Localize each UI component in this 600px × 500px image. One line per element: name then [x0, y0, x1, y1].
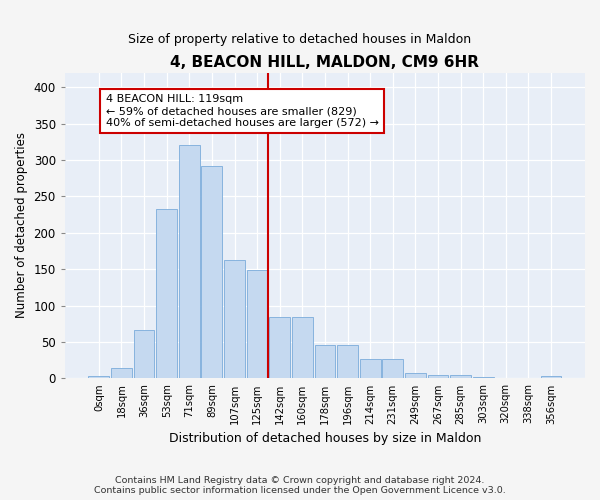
- Bar: [541, 376, 562, 378]
- Bar: [111, 368, 132, 378]
- Bar: [269, 316, 290, 378]
- Text: Size of property relative to detached houses in Maldon: Size of property relative to detached ho…: [128, 32, 472, 46]
- X-axis label: Distribution of detached houses by size in Maldon: Distribution of detached houses by size …: [169, 432, 481, 445]
- Bar: [450, 375, 471, 378]
- Bar: [179, 146, 200, 378]
- Bar: [247, 270, 268, 378]
- Bar: [405, 374, 426, 378]
- Bar: [473, 377, 494, 378]
- Title: 4, BEACON HILL, MALDON, CM9 6HR: 4, BEACON HILL, MALDON, CM9 6HR: [170, 55, 479, 70]
- Text: Contains HM Land Registry data © Crown copyright and database right 2024.
Contai: Contains HM Land Registry data © Crown c…: [94, 476, 506, 495]
- Bar: [314, 345, 335, 378]
- Y-axis label: Number of detached properties: Number of detached properties: [15, 132, 28, 318]
- Bar: [156, 208, 177, 378]
- Bar: [292, 316, 313, 378]
- Bar: [382, 359, 403, 378]
- Text: 4 BEACON HILL: 119sqm
← 59% of detached houses are smaller (829)
40% of semi-det: 4 BEACON HILL: 119sqm ← 59% of detached …: [106, 94, 379, 128]
- Bar: [337, 345, 358, 378]
- Bar: [360, 359, 380, 378]
- Bar: [202, 166, 222, 378]
- Bar: [428, 375, 448, 378]
- Bar: [134, 330, 154, 378]
- Bar: [224, 260, 245, 378]
- Bar: [88, 376, 109, 378]
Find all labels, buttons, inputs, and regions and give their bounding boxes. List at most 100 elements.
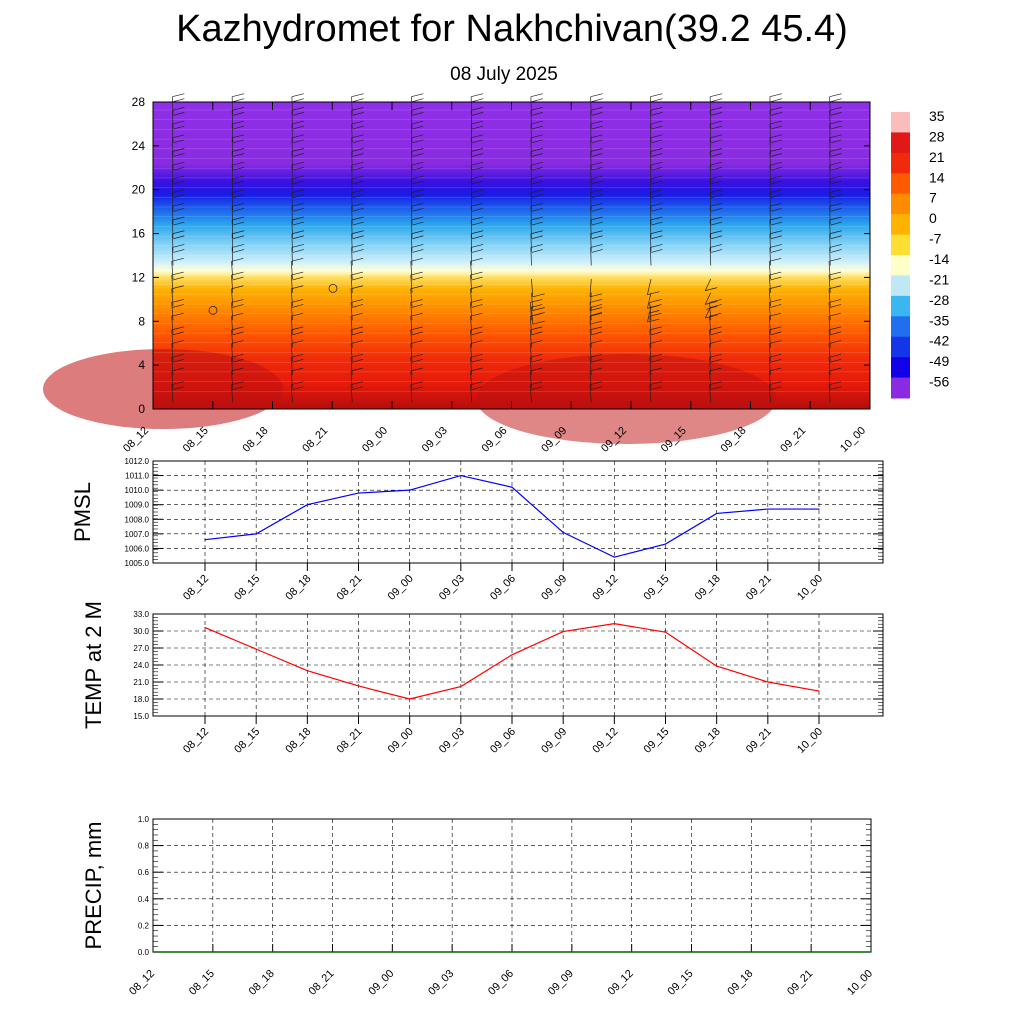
x-tick-label: 08_18 (283, 726, 313, 756)
wind-barb (290, 343, 293, 362)
wind-barb (470, 258, 483, 262)
wind-barb (710, 161, 723, 166)
wind-barb (828, 367, 842, 372)
wind-barb (590, 331, 603, 336)
x-tick-label: 08_12 (181, 573, 211, 603)
x-tick-label: 09_21 (785, 968, 815, 998)
wind-barb (171, 302, 174, 321)
wind-barb (589, 343, 592, 362)
wind-barb (471, 358, 483, 363)
wind-barb (232, 331, 244, 336)
wind-barb (769, 178, 771, 197)
wind-barb (770, 276, 782, 281)
wind-barb (290, 288, 293, 307)
wind-barb (350, 357, 353, 376)
wind-barb (172, 202, 185, 207)
wind-barb (292, 276, 304, 281)
wind-barb (412, 166, 424, 171)
wind-barb (470, 96, 473, 115)
wind-barb (232, 216, 245, 221)
wind-barb (709, 384, 712, 403)
wind-barb (471, 386, 483, 391)
wind-barb (711, 249, 723, 253)
y-tick-label: 24.0 (133, 661, 149, 670)
wind-barb (171, 384, 174, 403)
wind-barb (350, 275, 353, 293)
wind-barb (650, 331, 662, 336)
wind-barb (171, 288, 174, 307)
wind-barb (828, 384, 831, 403)
wind-barb (410, 326, 423, 331)
wind-barb (829, 386, 842, 391)
y-tick-label: 27.0 (133, 644, 149, 653)
wind-barb (291, 137, 293, 156)
wind-barb (529, 384, 532, 403)
wind-barb (172, 124, 174, 143)
wind-barb (769, 110, 771, 129)
wind-barb (830, 194, 842, 198)
wind-barb (410, 312, 423, 317)
wind-barb (231, 285, 244, 290)
wind-barb (647, 291, 660, 296)
wind-barb (292, 112, 304, 116)
wind-barb (411, 189, 424, 193)
wind-barb (231, 299, 244, 303)
wind-barb (650, 148, 663, 152)
wind-barb (768, 370, 771, 389)
wind-barb (589, 293, 603, 298)
wind-barb (292, 221, 304, 226)
wind-barb (589, 384, 592, 403)
wind-barb (472, 249, 484, 253)
data-point (511, 486, 513, 488)
wind-barb (769, 220, 771, 238)
wind-barb (351, 175, 364, 180)
wind-barb (651, 221, 663, 226)
colorbar-swatch (891, 152, 910, 174)
wind-barb (829, 175, 842, 180)
wind-barb (531, 358, 543, 363)
wind-barb (530, 165, 532, 184)
wind-barb (648, 310, 660, 314)
wind-barb (828, 329, 831, 348)
wind-barb (651, 112, 663, 116)
wind-barb (411, 230, 424, 235)
wind-barb (530, 93, 543, 98)
wind-barb (650, 120, 663, 125)
wind-barb (650, 358, 662, 363)
wind-barb (232, 202, 245, 207)
wind-barb (233, 112, 245, 116)
wind-barb (291, 271, 304, 276)
wind-barb (411, 233, 413, 252)
wind-barb (590, 192, 592, 211)
wind-barb (829, 120, 842, 125)
wind-barb (172, 178, 174, 197)
wind-barb (829, 161, 842, 166)
y-tick-label: 1007.0 (125, 530, 150, 539)
wind-barb (709, 220, 712, 238)
wind-barb (650, 175, 663, 180)
y-tick-label: 0.4 (138, 895, 150, 904)
data-point (716, 512, 718, 515)
x-tick-label: 08_12 (127, 968, 157, 998)
wind-barb (530, 381, 543, 386)
x-tick-label: 09_06 (480, 425, 510, 455)
y-tick-label: 1.0 (138, 815, 150, 824)
wind-barb (351, 192, 353, 211)
wind-barb (172, 165, 174, 184)
x-tick-label: 09_06 (488, 726, 518, 756)
wind-barb (829, 151, 831, 170)
x-tick-label: 09_12 (590, 726, 620, 756)
wind-barb (351, 137, 353, 156)
wind-barb (231, 271, 244, 276)
wind-barb (351, 233, 353, 252)
wind-barb (770, 139, 782, 144)
wind-barb (768, 261, 771, 280)
wind-barb (231, 247, 234, 266)
colorbar-label: -21 (929, 271, 949, 287)
wind-barb (769, 107, 782, 111)
wind-barb (531, 98, 543, 103)
x-tick-label: 09_03 (420, 425, 450, 455)
wind-barb (352, 112, 364, 116)
wind-barb (769, 124, 771, 143)
wind-barb (531, 331, 543, 336)
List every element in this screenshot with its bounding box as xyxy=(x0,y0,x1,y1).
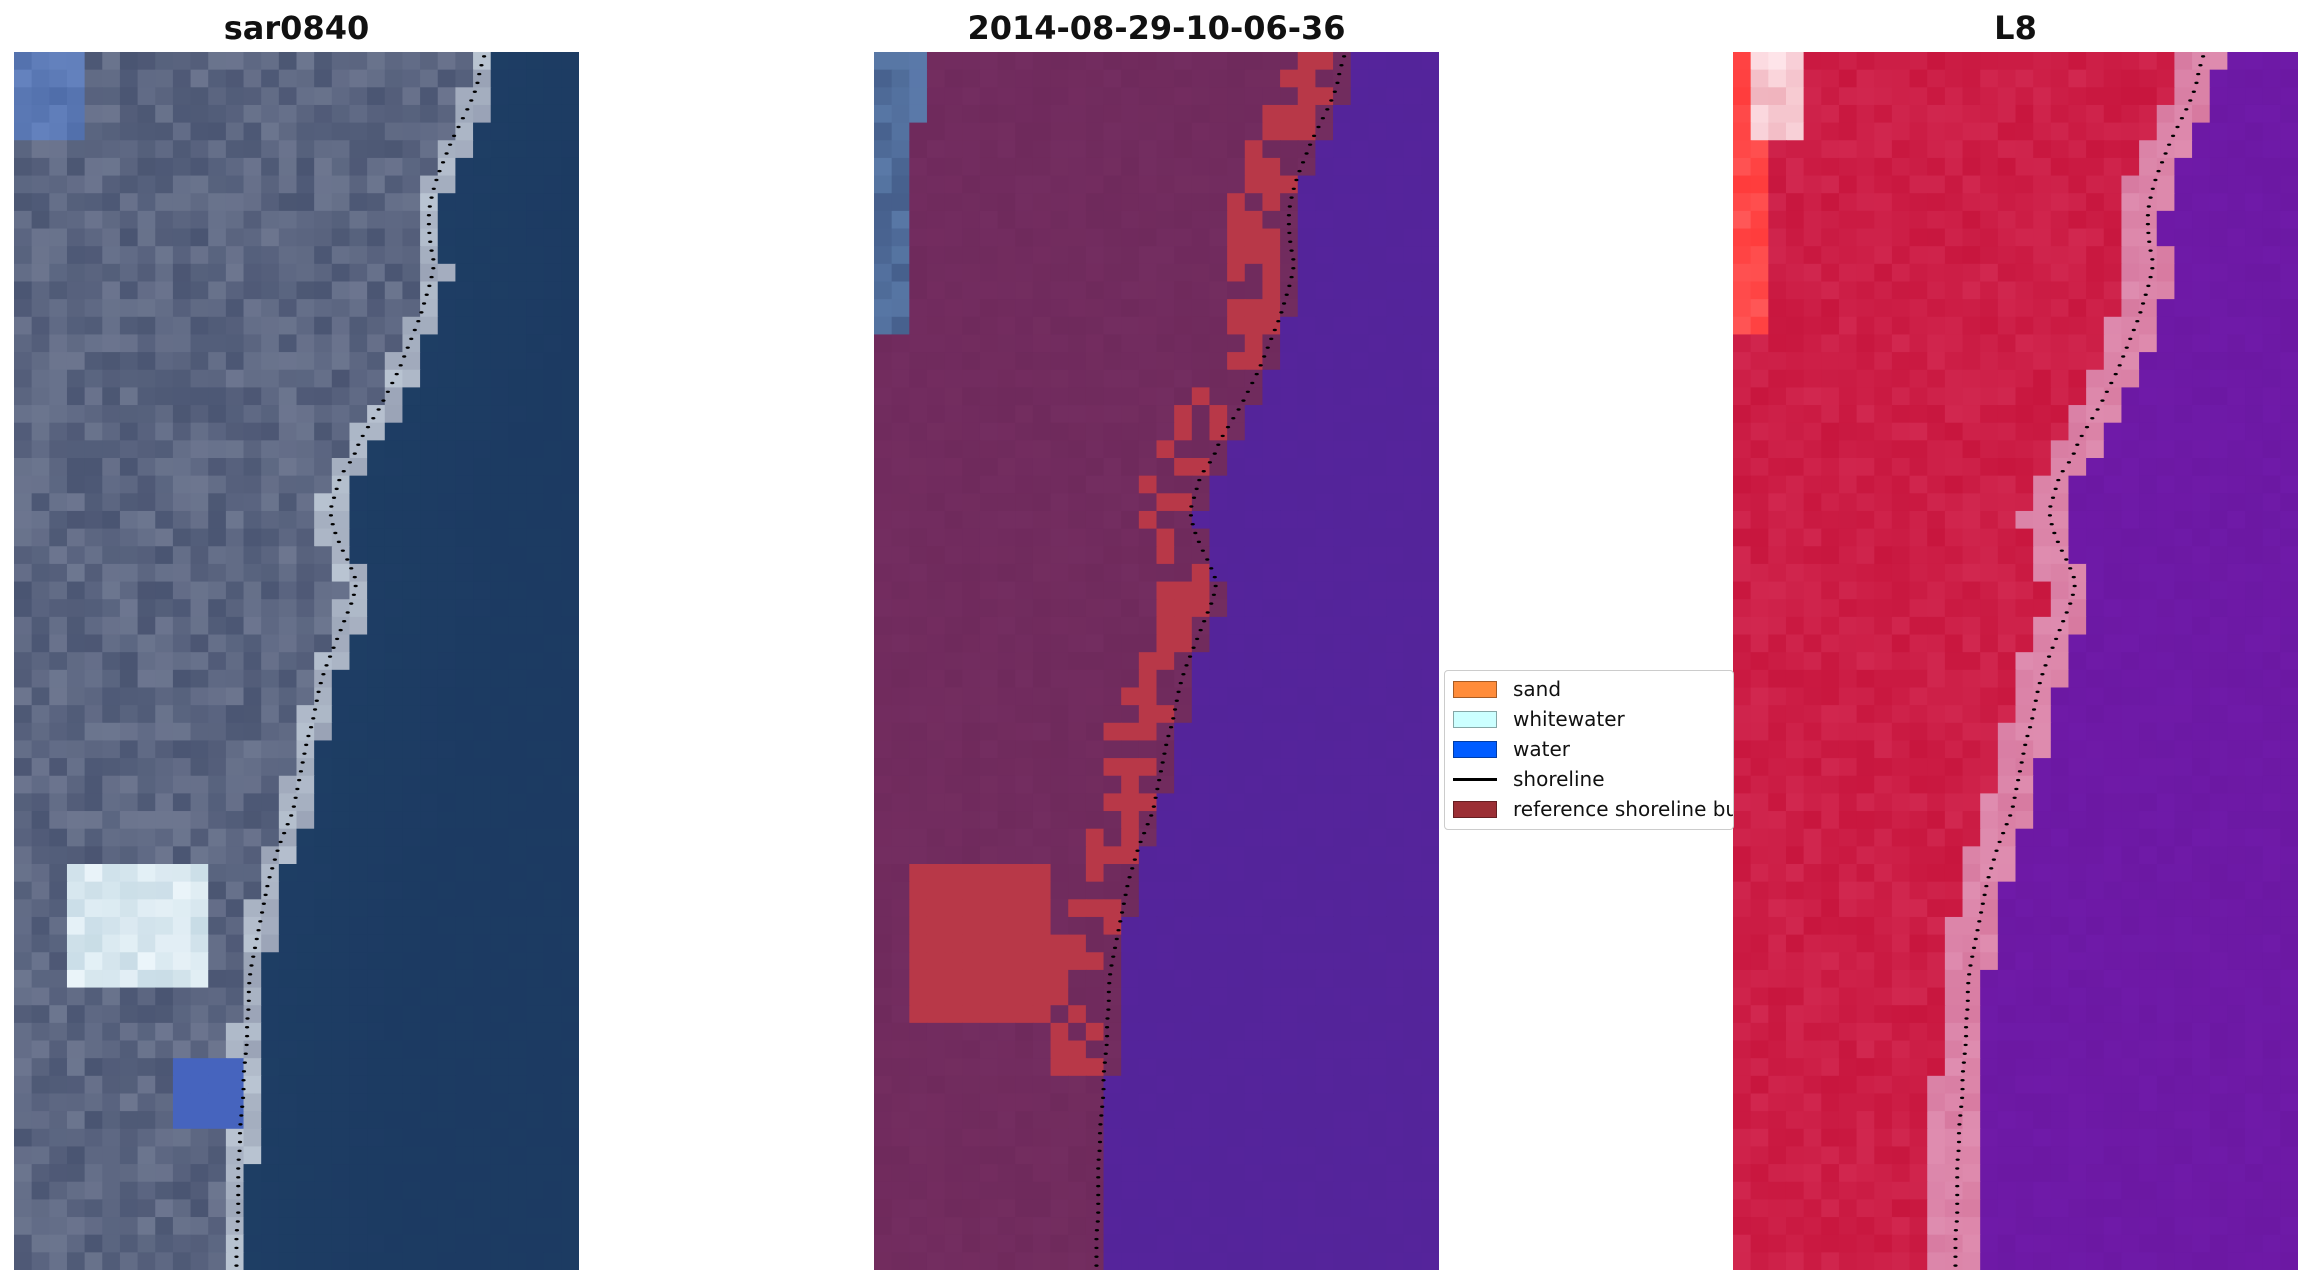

• TASK DESCRIPTION
Reproduce all of the data above word for word, leaving out the pictures.

• ANSWER
Localize each UI component in this 600px × 500px image. One line per element: name then [x0, y0, x1, y1].
- Bar: [541, 376, 562, 378]
- Bar: [111, 368, 132, 378]
- Bar: [269, 316, 290, 378]
- Text: Size of property relative to detached houses in Maldon: Size of property relative to detached ho…: [128, 32, 472, 46]
- X-axis label: Distribution of detached houses by size in Maldon: Distribution of detached houses by size …: [169, 432, 481, 445]
- Bar: [450, 375, 471, 378]
- Bar: [179, 146, 200, 378]
- Bar: [247, 270, 268, 378]
- Bar: [405, 374, 426, 378]
- Bar: [473, 377, 494, 378]
- Title: 4, BEACON HILL, MALDON, CM9 6HR: 4, BEACON HILL, MALDON, CM9 6HR: [170, 55, 479, 70]
- Text: Contains HM Land Registry data © Crown copyright and database right 2024.
Contai: Contains HM Land Registry data © Crown c…: [94, 476, 506, 495]
- Bar: [314, 345, 335, 378]
- Y-axis label: Number of detached properties: Number of detached properties: [15, 132, 28, 318]
- Bar: [156, 208, 177, 378]
- Bar: [292, 316, 313, 378]
- Bar: [382, 359, 403, 378]
- Text: 4 BEACON HILL: 119sqm
← 59% of detached houses are smaller (829)
40% of semi-det: 4 BEACON HILL: 119sqm ← 59% of detached …: [106, 94, 379, 128]
- Bar: [337, 345, 358, 378]
- Bar: [360, 359, 380, 378]
- Bar: [202, 166, 222, 378]
- Bar: [428, 375, 448, 378]
- Bar: [134, 330, 154, 378]
- Bar: [224, 260, 245, 378]
- Bar: [88, 376, 109, 378]
Find all labels, buttons, inputs, and regions and give their bounding boxes. List at most 100 elements.
x-tick-label: 08_18 (283, 726, 313, 756)
wind-barb (290, 343, 293, 362)
wind-barb (470, 258, 483, 262)
wind-barb (710, 161, 723, 166)
wind-barb (828, 367, 842, 372)
wind-barb (590, 331, 603, 336)
x-tick-label: 08_12 (181, 573, 211, 603)
x-tick-label: 09_21 (785, 968, 815, 998)
wind-barb (171, 302, 174, 321)
wind-barb (589, 343, 592, 362)
wind-barb (471, 358, 483, 363)
wind-barb (232, 331, 244, 336)
wind-barb (769, 178, 771, 197)
wind-barb (770, 276, 782, 281)
wind-barb (290, 288, 293, 307)
wind-barb (350, 357, 353, 376)
wind-barb (172, 202, 185, 207)
wind-barb (292, 276, 304, 281)
wind-barb (412, 166, 424, 171)
wind-barb (470, 96, 473, 115)
wind-barb (232, 216, 245, 221)
wind-barb (709, 384, 712, 403)
wind-barb (471, 386, 483, 391)
wind-barb (711, 249, 723, 253)
y-tick-label: 24.0 (133, 661, 149, 670)
wind-barb (171, 384, 174, 403)
wind-barb (350, 275, 353, 293)
wind-barb (650, 331, 662, 336)
wind-barb (171, 288, 174, 307)
wind-barb (828, 384, 831, 403)
wind-barb (410, 326, 423, 331)
wind-barb (829, 386, 842, 391)
y-tick-label: 27.0 (133, 644, 149, 653)
wind-barb (291, 137, 293, 156)
wind-barb (529, 384, 532, 403)
wind-barb (172, 124, 174, 143)
wind-barb (769, 110, 771, 129)
wind-barb (830, 194, 842, 198)
wind-barb (410, 312, 423, 317)
wind-barb (231, 285, 244, 290)
wind-barb (647, 291, 660, 296)
wind-barb (292, 112, 304, 116)
wind-barb (411, 189, 424, 193)
wind-barb (231, 299, 244, 303)
wind-barb (650, 148, 663, 152)
wind-barb (768, 370, 771, 389)
wind-barb (589, 293, 603, 298)
wind-barb (292, 221, 304, 226)
wind-barb (589, 384, 592, 403)
wind-barb (472, 249, 484, 253)
data-point (511, 486, 513, 488)
wind-barb (769, 220, 771, 238)
wind-barb (351, 175, 364, 180)
wind-barb (651, 221, 663, 226)
colorbar-swatch (891, 152, 910, 174)
wind-barb (829, 175, 842, 180)
wind-barb (531, 358, 543, 363)
wind-barb (530, 165, 532, 184)
wind-barb (648, 310, 660, 314)
wind-barb (828, 329, 831, 348)
wind-barb (651, 112, 663, 116)
wind-barb (411, 230, 424, 235)
wind-barb (530, 93, 543, 98)
wind-barb (650, 120, 663, 125)
wind-barb (650, 358, 662, 363)
wind-barb (232, 202, 245, 207)
wind-barb (233, 112, 245, 116)
wind-barb (291, 271, 304, 276)
wind-barb (411, 233, 413, 252)
wind-barb (590, 192, 592, 211)
wind-barb (829, 120, 842, 125)
wind-barb (172, 178, 174, 197)
wind-barb (829, 161, 842, 166)
y-tick-label: 1007.0 (125, 530, 150, 539)
wind-barb (709, 220, 712, 238)
wind-barb (650, 175, 663, 180)
y-tick-label: 0.4 (138, 895, 150, 904)
data-point (716, 512, 718, 515)
x-tick-label: 08_12 (127, 968, 157, 998)
wind-barb (530, 381, 543, 386)
x-tick-label: 09_06 (480, 425, 510, 455)
y-tick-label: 1.0 (138, 815, 150, 824)
wind-barb (351, 192, 353, 211)
wind-barb (172, 165, 174, 184)
x-tick-label: 09_06 (488, 726, 518, 756)
wind-barb (829, 151, 831, 170)
x-tick-label: 09_12 (590, 726, 620, 756)
wind-barb (351, 137, 353, 156)
wind-barb (231, 271, 244, 276)
wind-barb (351, 233, 353, 252)
wind-barb (770, 139, 782, 144)
wind-barb (768, 261, 771, 280)
wind-barb (231, 247, 234, 266)
colorbar-label: -21 (929, 271, 949, 287)
wind-barb (769, 107, 782, 111)
wind-barb (531, 98, 543, 103)
x-tick-label: 09_03 (420, 425, 450, 455)
wind-barb (352, 112, 364, 116)
wind-barb (769, 124, 771, 143)
wind-barb (531, 331, 543, 336)
List every element in this screenshot with its bounding box as xyxy=(x0,y0,x1,y1).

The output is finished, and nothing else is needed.